## AIM
Will you print the material below without altering a single character?

[Dataset rows]

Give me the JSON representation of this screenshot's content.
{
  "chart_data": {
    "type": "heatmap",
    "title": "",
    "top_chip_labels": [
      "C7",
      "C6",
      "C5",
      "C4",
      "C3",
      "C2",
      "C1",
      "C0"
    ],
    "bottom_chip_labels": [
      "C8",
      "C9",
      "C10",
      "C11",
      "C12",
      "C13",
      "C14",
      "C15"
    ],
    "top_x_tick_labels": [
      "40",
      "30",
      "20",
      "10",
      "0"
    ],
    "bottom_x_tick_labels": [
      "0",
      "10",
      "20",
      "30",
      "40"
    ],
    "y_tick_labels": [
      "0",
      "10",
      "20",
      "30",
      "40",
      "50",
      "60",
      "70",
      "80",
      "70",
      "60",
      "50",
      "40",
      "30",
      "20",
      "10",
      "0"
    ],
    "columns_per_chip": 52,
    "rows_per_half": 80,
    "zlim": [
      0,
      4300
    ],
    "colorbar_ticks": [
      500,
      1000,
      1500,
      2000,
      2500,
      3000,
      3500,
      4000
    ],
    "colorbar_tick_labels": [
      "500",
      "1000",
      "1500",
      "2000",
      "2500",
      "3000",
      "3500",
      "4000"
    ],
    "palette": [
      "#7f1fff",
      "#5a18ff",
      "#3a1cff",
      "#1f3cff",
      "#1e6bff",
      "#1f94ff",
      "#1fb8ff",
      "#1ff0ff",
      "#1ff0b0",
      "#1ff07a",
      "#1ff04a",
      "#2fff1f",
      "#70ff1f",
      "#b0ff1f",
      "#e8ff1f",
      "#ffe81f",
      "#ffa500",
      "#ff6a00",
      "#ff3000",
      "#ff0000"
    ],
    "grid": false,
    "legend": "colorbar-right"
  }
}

## RESULT OF THIS EXERCISE
Give me the JSON representation of this screenshot's content.
{
  "chart_data": {
    "type": "heatmap",
    "title": "",
    "top_chip_labels": [
      "C7",
      "C6",
      "C5",
      "C4",
      "C3",
      "C2",
      "C1",
      "C0"
    ],
    "bottom_chip_labels": [
      "C8",
      "C9",
      "C10",
      "C11",
      "C12",
      "C13",
      "C14",
      "C15"
    ],
    "top_x_tick_labels": [
      "40",
      "30",
      "20",
      "10",
      "0"
    ],
    "bottom_x_tick_labels": [
      "0",
      "10",
      "20",
      "30",
      "40"
    ],
    "y_tick_labels": [
      "0",
      "10",
      "20",
      "30",
      "40",
      "50",
      "60",
      "70",
      "80",
      "70",
      "60",
      "50",
      "40",
      "30",
      "20",
      "10",
      "0"
    ],
    "columns_per_chip": 52,
    "rows_per_half": 80,
    "zlim": [
      0,
      4300
    ],
    "colorbar_ticks": [
      500,
      1000,
      1500,
      2000,
      2500,
      3000,
      3500,
      4000
    ],
    "colorbar_tick_labels": [
      "500",
      "1000",
      "1500",
      "2000",
      "2500",
      "3000",
      "3500",
      "4000"
    ],
    "palette": [
      "#7f1fff",
      "#5a18ff",
      "#3a1cff",
      "#1f3cff",
      "#1e6bff",
      "#1f94ff",
      "#1fb8ff",
      "#1ff0ff",
      "#1ff0b0",
      "#1ff07a",
      "#1ff04a",
      "#2fff1f",
      "#70ff1f",
      "#b0ff1f",
      "#e8ff1f",
      "#ffe81f",
      "#ffa500",
      "#ff6a00",
      "#ff3000",
      "#ff0000"
    ],
    "grid": false,
    "legend": "colorbar-right"
  }
}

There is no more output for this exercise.